Goal of the exercise - How many lines in these records hold the string "this"? State only that number.

Given data -
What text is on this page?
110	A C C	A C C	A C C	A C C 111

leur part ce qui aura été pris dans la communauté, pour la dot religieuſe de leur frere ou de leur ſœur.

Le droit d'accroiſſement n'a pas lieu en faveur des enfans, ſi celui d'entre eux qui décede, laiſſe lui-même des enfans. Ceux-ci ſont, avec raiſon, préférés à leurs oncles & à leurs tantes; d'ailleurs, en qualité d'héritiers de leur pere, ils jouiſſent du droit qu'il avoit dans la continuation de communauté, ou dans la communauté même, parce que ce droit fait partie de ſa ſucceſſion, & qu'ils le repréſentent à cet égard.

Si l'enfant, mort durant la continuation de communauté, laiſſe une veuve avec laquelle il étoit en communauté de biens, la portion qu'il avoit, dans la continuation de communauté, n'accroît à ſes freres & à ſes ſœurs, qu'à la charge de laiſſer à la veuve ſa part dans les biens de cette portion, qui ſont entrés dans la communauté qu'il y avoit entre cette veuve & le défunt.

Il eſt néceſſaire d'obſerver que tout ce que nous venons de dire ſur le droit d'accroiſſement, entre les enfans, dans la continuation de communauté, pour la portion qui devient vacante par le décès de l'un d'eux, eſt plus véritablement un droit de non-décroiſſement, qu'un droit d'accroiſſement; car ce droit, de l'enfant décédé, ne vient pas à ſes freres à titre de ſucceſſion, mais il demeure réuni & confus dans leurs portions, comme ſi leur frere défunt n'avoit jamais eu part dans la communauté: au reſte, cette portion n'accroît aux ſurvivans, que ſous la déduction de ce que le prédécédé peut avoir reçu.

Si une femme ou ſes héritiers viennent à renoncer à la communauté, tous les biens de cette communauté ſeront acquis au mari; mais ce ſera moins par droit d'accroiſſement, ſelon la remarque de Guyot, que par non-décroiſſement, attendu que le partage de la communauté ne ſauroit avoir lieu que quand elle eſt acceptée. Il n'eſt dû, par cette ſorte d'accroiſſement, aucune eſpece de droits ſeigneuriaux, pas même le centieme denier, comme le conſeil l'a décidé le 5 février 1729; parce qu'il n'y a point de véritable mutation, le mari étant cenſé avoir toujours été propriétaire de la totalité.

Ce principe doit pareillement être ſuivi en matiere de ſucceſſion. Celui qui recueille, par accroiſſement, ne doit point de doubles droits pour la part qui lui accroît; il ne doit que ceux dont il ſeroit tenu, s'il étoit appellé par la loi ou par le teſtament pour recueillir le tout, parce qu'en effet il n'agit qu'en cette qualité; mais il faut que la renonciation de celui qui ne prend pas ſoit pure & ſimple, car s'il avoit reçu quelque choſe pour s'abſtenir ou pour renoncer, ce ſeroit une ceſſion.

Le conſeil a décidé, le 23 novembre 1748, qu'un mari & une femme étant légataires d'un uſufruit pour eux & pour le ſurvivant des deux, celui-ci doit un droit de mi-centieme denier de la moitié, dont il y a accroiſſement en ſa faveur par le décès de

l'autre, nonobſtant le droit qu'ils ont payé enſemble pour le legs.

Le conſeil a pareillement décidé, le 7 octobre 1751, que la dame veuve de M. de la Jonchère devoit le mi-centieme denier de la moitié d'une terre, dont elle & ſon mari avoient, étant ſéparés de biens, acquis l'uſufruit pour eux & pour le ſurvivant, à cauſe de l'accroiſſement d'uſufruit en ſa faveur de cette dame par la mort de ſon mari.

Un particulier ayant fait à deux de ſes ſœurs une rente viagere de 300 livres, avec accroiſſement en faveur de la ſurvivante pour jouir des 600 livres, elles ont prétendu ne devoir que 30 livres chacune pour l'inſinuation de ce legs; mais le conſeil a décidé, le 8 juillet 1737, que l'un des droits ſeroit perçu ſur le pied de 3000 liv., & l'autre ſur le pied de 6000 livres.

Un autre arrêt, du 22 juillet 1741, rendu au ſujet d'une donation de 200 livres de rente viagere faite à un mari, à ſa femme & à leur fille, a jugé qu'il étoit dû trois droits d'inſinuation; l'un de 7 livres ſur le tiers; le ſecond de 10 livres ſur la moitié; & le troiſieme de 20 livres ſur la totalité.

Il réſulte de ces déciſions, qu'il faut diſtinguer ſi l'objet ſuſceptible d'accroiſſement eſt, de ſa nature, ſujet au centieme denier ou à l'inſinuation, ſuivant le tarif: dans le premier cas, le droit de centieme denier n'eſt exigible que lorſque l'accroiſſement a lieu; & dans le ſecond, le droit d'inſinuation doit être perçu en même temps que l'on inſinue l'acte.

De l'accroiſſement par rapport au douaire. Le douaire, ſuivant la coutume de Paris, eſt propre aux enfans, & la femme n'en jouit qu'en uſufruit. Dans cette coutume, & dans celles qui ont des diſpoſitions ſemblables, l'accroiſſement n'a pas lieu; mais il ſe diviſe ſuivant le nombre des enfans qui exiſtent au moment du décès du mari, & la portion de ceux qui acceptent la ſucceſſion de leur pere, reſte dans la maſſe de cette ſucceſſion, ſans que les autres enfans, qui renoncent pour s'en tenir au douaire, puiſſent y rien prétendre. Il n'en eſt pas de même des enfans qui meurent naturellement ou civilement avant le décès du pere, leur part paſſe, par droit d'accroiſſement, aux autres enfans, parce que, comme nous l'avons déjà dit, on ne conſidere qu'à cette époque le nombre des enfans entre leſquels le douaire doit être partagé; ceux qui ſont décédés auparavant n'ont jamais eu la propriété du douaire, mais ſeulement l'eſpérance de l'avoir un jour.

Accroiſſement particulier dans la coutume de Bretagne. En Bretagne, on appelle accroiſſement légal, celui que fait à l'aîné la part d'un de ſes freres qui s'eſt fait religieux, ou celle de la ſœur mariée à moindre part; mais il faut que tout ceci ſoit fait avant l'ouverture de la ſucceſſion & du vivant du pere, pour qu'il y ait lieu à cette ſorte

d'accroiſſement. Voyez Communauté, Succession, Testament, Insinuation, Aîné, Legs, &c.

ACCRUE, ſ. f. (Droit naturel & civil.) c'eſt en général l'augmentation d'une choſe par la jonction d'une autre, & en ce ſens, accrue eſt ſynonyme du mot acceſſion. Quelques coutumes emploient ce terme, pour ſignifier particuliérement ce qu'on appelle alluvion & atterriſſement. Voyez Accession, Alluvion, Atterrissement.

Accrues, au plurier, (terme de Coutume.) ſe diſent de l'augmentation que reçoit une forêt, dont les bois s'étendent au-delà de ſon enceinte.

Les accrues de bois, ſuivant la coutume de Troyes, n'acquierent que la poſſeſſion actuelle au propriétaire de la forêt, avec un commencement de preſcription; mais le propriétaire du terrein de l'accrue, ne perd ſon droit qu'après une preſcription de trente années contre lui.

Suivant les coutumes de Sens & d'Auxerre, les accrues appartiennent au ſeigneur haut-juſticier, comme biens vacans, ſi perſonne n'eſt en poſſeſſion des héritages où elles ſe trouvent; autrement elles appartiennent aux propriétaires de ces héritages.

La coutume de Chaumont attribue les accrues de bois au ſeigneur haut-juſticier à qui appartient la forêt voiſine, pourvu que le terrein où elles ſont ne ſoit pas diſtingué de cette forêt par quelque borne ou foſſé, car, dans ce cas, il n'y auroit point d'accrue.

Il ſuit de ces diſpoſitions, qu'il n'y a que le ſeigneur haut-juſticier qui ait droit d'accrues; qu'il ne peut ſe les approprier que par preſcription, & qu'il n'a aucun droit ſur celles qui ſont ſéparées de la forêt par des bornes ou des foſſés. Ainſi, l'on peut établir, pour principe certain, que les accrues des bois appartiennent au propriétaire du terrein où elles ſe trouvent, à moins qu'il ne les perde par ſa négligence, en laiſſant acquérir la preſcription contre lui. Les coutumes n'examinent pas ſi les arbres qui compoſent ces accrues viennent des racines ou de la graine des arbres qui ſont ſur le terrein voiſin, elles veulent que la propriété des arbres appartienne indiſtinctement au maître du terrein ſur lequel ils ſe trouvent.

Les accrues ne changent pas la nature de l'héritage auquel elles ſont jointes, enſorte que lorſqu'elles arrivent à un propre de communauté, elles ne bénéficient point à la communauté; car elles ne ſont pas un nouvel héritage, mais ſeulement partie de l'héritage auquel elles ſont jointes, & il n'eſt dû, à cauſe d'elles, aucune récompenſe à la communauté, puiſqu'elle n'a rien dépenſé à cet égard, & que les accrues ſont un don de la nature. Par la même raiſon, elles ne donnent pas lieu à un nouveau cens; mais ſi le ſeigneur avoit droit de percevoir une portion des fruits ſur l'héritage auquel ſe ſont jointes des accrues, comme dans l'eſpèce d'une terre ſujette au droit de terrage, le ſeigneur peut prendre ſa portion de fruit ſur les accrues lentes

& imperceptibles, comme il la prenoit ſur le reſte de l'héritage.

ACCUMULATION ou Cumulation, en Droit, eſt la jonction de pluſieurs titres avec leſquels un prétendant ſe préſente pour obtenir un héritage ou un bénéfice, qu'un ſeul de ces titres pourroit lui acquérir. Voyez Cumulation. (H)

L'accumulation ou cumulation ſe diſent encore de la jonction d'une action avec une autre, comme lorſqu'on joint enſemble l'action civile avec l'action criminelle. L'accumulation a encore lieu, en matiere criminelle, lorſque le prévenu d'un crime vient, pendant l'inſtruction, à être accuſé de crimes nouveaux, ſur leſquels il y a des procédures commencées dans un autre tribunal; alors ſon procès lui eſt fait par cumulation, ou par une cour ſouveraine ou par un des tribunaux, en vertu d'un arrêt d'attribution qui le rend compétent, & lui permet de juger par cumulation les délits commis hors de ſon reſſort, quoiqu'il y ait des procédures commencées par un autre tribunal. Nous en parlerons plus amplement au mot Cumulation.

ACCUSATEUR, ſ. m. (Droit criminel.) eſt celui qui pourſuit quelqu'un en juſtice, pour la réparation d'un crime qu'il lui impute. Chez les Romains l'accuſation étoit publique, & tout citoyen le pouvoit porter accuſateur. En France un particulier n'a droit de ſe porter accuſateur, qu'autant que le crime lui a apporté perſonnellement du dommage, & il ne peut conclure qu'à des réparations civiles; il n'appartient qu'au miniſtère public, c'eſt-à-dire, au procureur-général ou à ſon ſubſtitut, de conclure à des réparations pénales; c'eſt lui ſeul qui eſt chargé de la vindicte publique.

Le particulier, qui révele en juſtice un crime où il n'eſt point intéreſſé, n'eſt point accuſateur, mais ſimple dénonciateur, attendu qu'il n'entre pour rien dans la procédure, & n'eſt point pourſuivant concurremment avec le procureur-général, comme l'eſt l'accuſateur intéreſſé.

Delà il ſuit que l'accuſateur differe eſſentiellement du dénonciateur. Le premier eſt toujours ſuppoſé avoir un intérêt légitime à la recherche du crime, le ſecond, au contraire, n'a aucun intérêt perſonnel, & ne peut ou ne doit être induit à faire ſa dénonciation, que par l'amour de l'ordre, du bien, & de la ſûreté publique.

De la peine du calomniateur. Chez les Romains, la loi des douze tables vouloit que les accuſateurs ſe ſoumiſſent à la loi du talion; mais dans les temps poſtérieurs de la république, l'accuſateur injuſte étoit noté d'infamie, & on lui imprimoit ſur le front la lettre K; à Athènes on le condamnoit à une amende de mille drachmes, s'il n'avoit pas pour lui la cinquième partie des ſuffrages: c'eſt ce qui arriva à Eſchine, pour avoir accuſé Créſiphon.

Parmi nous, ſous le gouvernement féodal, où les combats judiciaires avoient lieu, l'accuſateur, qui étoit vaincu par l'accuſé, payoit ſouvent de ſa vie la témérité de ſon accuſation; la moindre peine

--

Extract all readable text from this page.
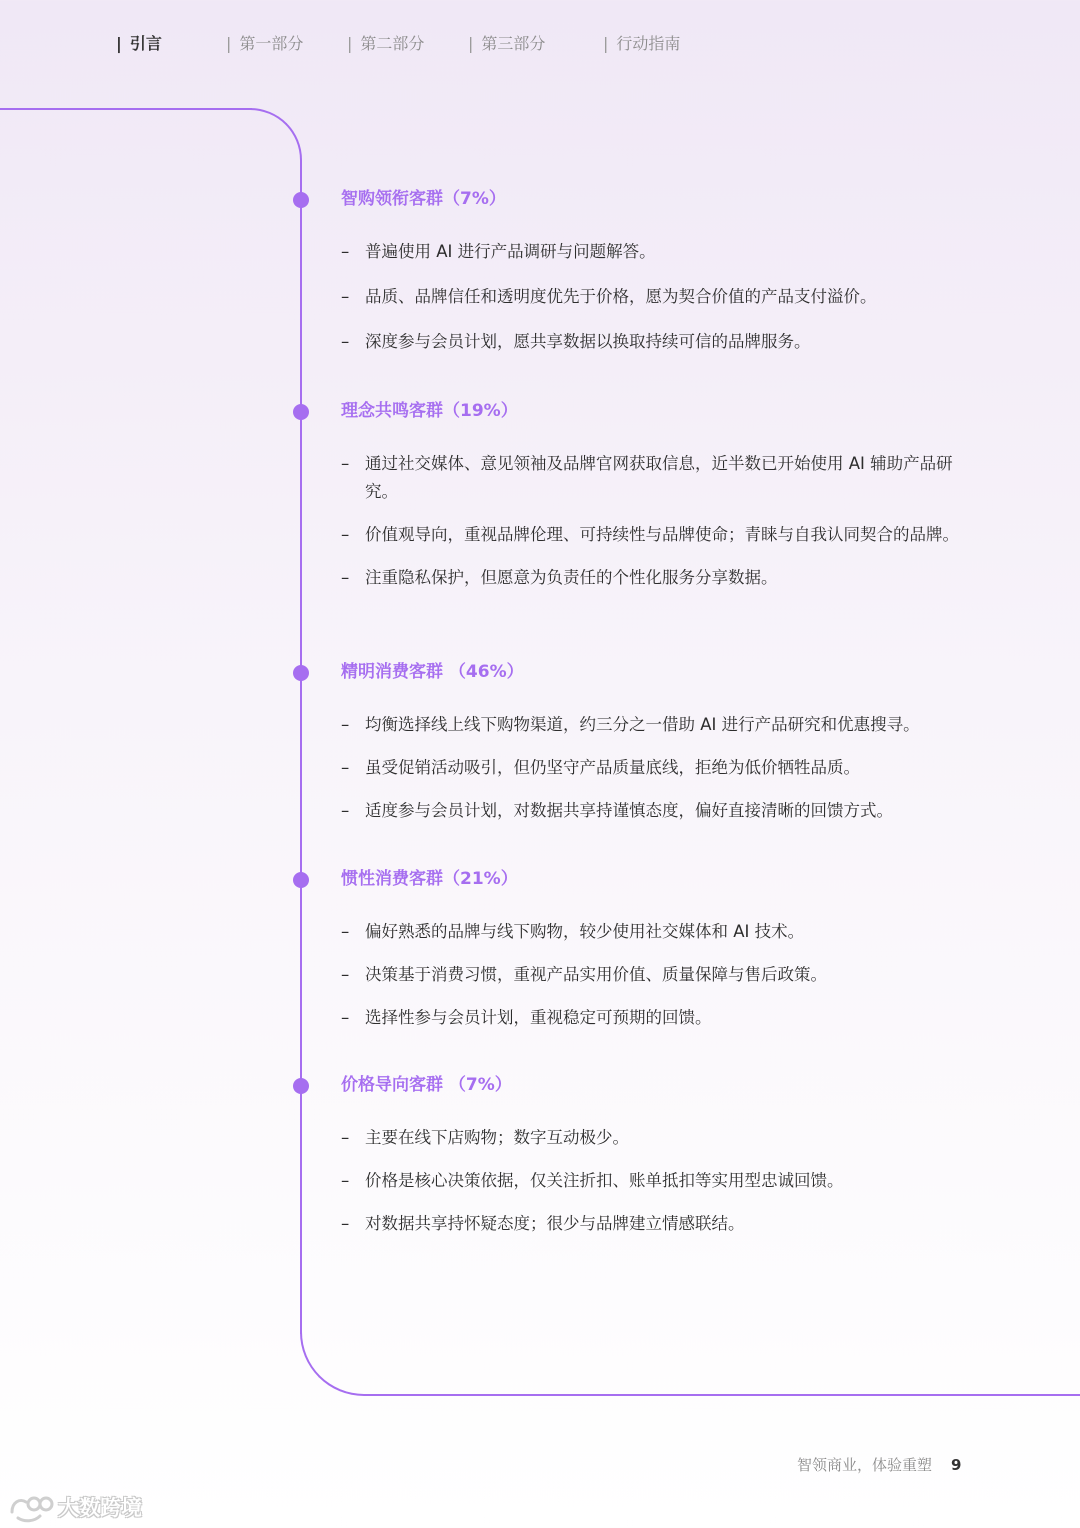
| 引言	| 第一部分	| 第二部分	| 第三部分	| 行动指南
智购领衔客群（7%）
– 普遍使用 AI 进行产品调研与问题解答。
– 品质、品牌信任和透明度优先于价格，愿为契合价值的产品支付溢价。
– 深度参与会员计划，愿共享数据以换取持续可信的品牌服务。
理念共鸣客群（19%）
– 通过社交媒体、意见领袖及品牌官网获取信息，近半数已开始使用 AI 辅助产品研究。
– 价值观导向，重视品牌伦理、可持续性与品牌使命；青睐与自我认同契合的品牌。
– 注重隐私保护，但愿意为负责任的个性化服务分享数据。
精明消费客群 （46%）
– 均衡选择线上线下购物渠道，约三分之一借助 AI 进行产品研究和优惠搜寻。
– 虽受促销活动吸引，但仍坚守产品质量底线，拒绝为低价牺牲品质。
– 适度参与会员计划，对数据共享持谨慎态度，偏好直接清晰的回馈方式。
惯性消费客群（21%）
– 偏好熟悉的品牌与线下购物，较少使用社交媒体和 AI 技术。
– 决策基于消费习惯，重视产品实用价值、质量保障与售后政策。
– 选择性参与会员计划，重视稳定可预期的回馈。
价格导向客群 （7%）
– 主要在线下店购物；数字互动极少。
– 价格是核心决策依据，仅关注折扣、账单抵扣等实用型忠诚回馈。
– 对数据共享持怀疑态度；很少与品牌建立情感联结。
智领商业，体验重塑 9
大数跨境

Correct response - 2